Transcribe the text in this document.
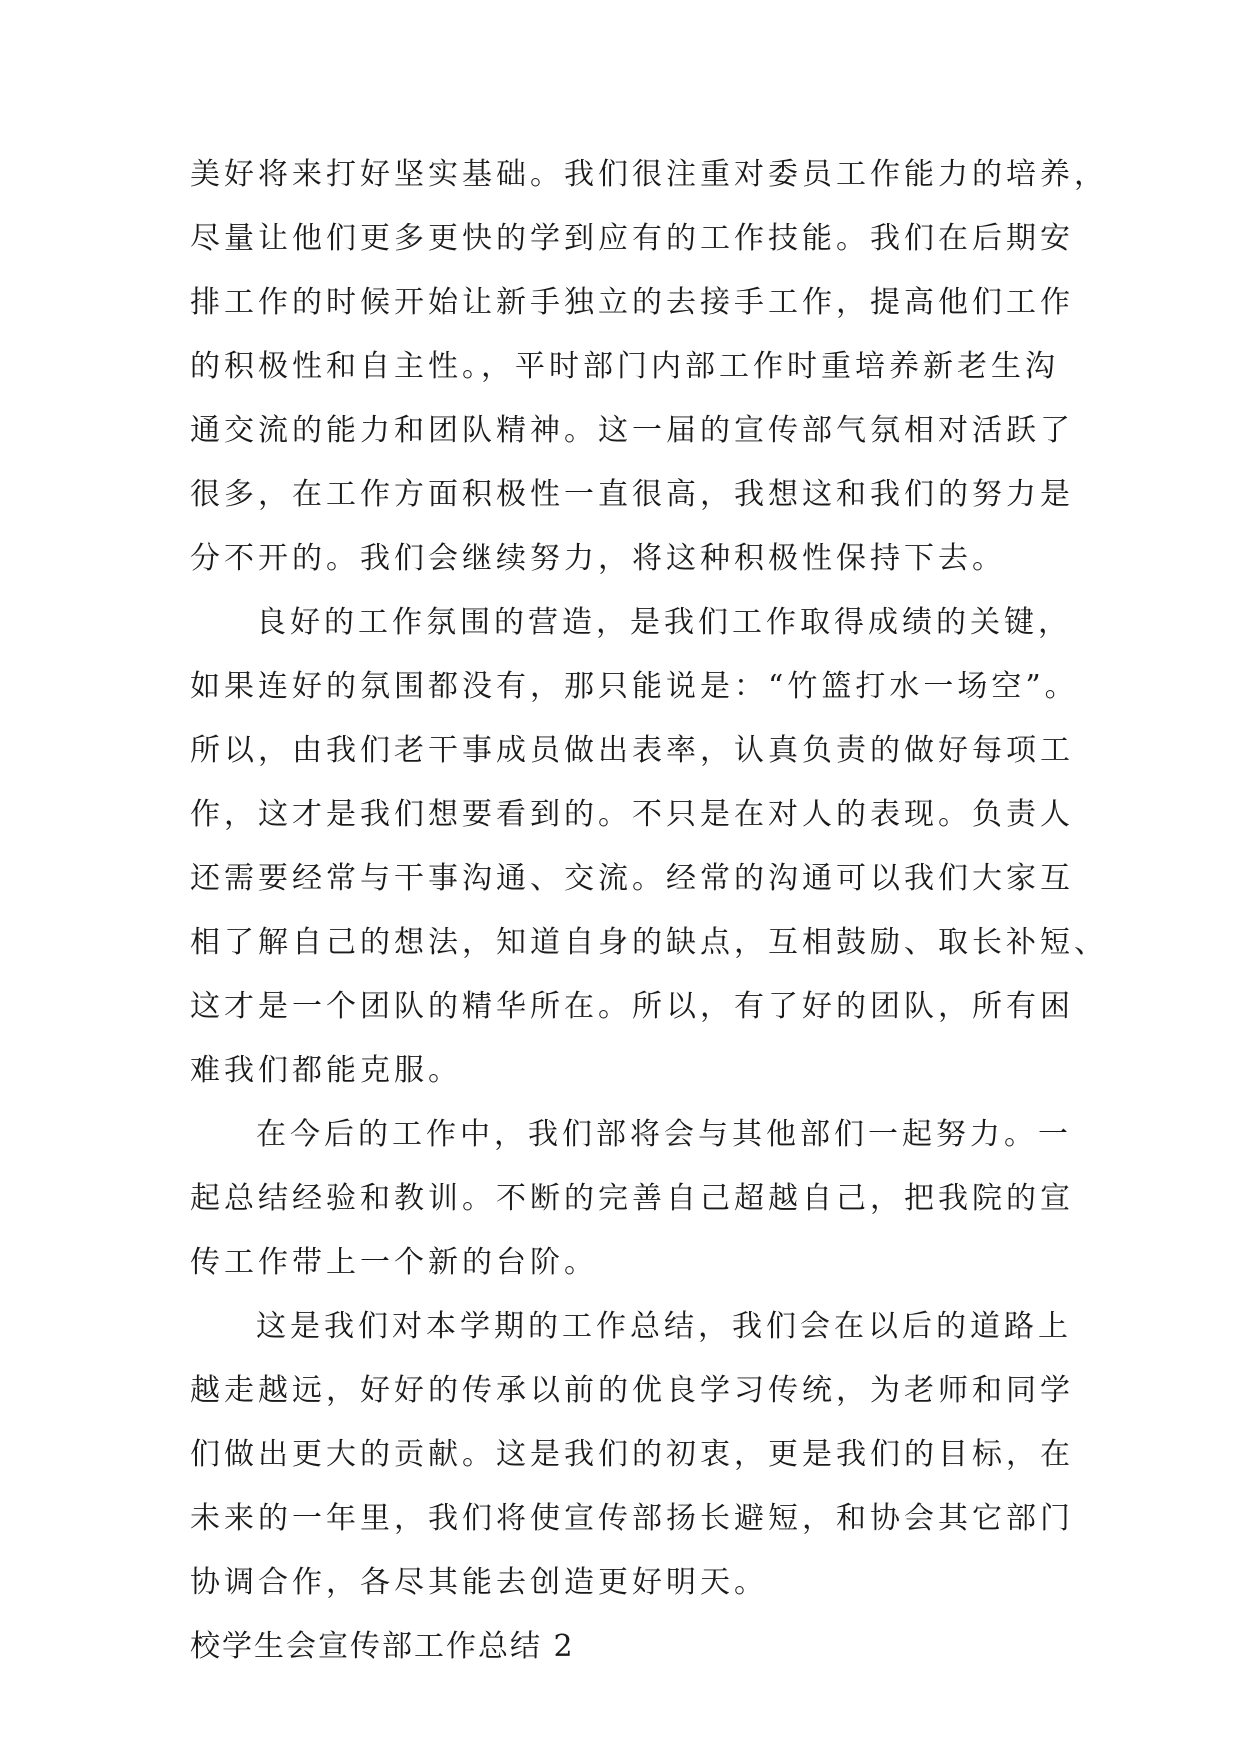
美好将来打好坚实基础。我们很注重对委员工作能力的培养，
尽量让他们更多更快的学到应有的工作技能。我们在后期安
排工作的时候开始让新手独立的去接手工作，提高他们工作
的积极性和自主性。，平时部门内部工作时重培养新老生沟
通交流的能力和团队精神。这一届的宣传部气氛相对活跃了
很多，在工作方面积极性一直很高，我想这和我们的努力是
分不开的。我们会继续努力，将这种积极性保持下去。
良好的工作氛围的营造，是我们工作取得成绩的关键，
如果连好的氛围都没有，那只能说是：“竹篮打水一场空”。
所以，由我们老干事成员做出表率，认真负责的做好每项工
作，这才是我们想要看到的。不只是在对人的表现。负责人
还需要经常与干事沟通、交流。经常的沟通可以我们大家互
相了解自己的想法，知道自身的缺点，互相鼓励、取长补短、
这才是一个团队的精华所在。所以，有了好的团队，所有困
难我们都能克服。
在今后的工作中，我们部将会与其他部们一起努力。一
起总结经验和教训。不断的完善自己超越自己，把我院的宣
传工作带上一个新的台阶。
这是我们对本学期的工作总结，我们会在以后的道路上
越走越远，好好的传承以前的优良学习传统，为老师和同学
们做出更大的贡献。这是我们的初衷，更是我们的目标，在
未来的一年里，我们将使宣传部扬长避短，和协会其它部门
协调合作，各尽其能去创造更好明天。
校学生会宣传部工作总结 2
--- --- ---
Retype every entry verbatim and exclude the pictures from the copy.

#### [CORRECT RESPONSE]
Transcribe the text in this document.
美好将来打好坚实基础。我们很注重对委员工作能力的培养，
尽量让他们更多更快的学到应有的工作技能。我们在后期安
排工作的时候开始让新手独立的去接手工作，提高他们工作
的积极性和自主性。，平时部门内部工作时重培养新老生沟
通交流的能力和团队精神。这一届的宣传部气氛相对活跃了
很多，在工作方面积极性一直很高，我想这和我们的努力是
分不开的。我们会继续努力，将这种积极性保持下去。
良好的工作氛围的营造，是我们工作取得成绩的关键，
如果连好的氛围都没有，那只能说是：“竹篮打水一场空”。
所以，由我们老干事成员做出表率，认真负责的做好每项工
作，这才是我们想要看到的。不只是在对人的表现。负责人
还需要经常与干事沟通、交流。经常的沟通可以我们大家互
相了解自己的想法，知道自身的缺点，互相鼓励、取长补短、
这才是一个团队的精华所在。所以，有了好的团队，所有困
难我们都能克服。
在今后的工作中，我们部将会与其他部们一起努力。一
起总结经验和教训。不断的完善自己超越自己，把我院的宣
传工作带上一个新的台阶。
这是我们对本学期的工作总结，我们会在以后的道路上
越走越远，好好的传承以前的优良学习传统，为老师和同学
们做出更大的贡献。这是我们的初衷，更是我们的目标，在
未来的一年里，我们将使宣传部扬长避短，和协会其它部门
协调合作，各尽其能去创造更好明天。
校学生会宣传部工作总结 2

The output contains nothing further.